** Start of THE DATA **

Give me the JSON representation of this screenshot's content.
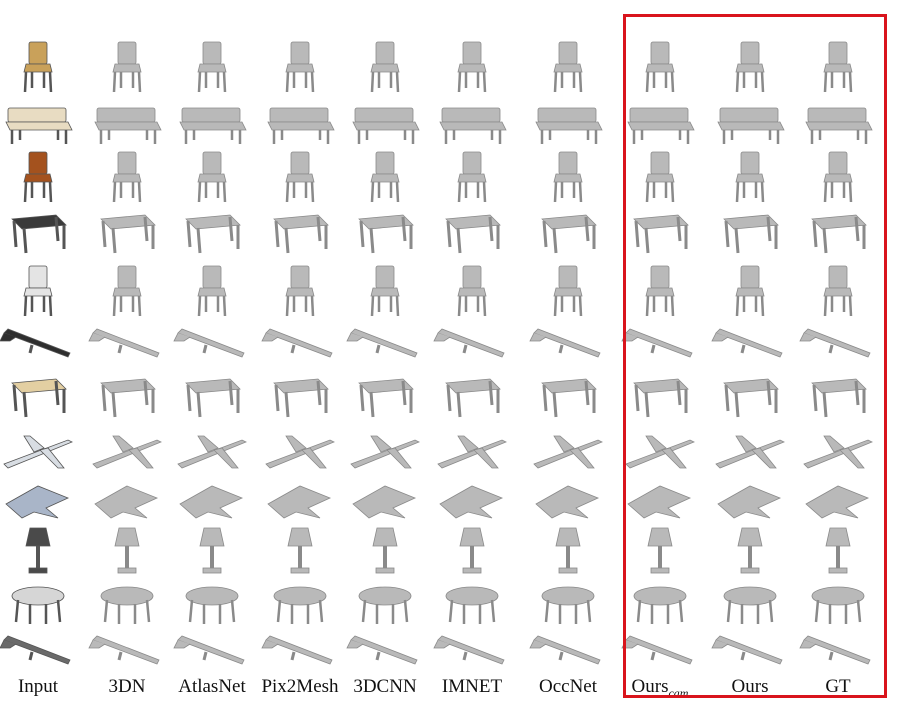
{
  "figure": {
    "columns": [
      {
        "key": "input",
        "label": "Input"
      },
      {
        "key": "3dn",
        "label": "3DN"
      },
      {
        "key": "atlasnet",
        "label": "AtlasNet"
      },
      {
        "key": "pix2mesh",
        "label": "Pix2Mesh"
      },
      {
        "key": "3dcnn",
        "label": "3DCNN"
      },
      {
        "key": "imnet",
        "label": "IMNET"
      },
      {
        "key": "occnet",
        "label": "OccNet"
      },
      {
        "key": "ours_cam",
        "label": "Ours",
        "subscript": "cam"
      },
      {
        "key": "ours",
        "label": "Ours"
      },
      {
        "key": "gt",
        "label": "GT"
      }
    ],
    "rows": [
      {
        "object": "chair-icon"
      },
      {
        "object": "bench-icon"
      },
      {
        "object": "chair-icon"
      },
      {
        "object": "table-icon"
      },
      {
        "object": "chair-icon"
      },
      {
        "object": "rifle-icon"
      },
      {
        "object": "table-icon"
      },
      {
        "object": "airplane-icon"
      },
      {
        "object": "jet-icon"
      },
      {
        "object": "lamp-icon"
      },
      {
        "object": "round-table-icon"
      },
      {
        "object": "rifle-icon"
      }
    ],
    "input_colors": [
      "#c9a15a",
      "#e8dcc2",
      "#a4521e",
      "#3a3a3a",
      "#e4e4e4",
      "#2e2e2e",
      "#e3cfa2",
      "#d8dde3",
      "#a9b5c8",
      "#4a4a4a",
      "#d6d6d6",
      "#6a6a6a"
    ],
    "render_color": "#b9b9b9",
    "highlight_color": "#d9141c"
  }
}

** End of THE DATA **

• _EXERCISE REQUIREMENTS_: Quote the material exactly. Pictures stay out.

• _COMPLETE OUTPUT_:
Give me the JSON representation of this screenshot's content.
{
  "figure": {
    "columns": [
      {
        "key": "input",
        "label": "Input"
      },
      {
        "key": "3dn",
        "label": "3DN"
      },
      {
        "key": "atlasnet",
        "label": "AtlasNet"
      },
      {
        "key": "pix2mesh",
        "label": "Pix2Mesh"
      },
      {
        "key": "3dcnn",
        "label": "3DCNN"
      },
      {
        "key": "imnet",
        "label": "IMNET"
      },
      {
        "key": "occnet",
        "label": "OccNet"
      },
      {
        "key": "ours_cam",
        "label": "Ours",
        "subscript": "cam"
      },
      {
        "key": "ours",
        "label": "Ours"
      },
      {
        "key": "gt",
        "label": "GT"
      }
    ],
    "rows": [
      {
        "object": "chair-icon"
      },
      {
        "object": "bench-icon"
      },
      {
        "object": "chair-icon"
      },
      {
        "object": "table-icon"
      },
      {
        "object": "chair-icon"
      },
      {
        "object": "rifle-icon"
      },
      {
        "object": "table-icon"
      },
      {
        "object": "airplane-icon"
      },
      {
        "object": "jet-icon"
      },
      {
        "object": "lamp-icon"
      },
      {
        "object": "round-table-icon"
      },
      {
        "object": "rifle-icon"
      }
    ],
    "input_colors": [
      "#c9a15a",
      "#e8dcc2",
      "#a4521e",
      "#3a3a3a",
      "#e4e4e4",
      "#2e2e2e",
      "#e3cfa2",
      "#d8dde3",
      "#a9b5c8",
      "#4a4a4a",
      "#d6d6d6",
      "#6a6a6a"
    ],
    "render_color": "#b9b9b9",
    "highlight_color": "#d9141c"
  }
}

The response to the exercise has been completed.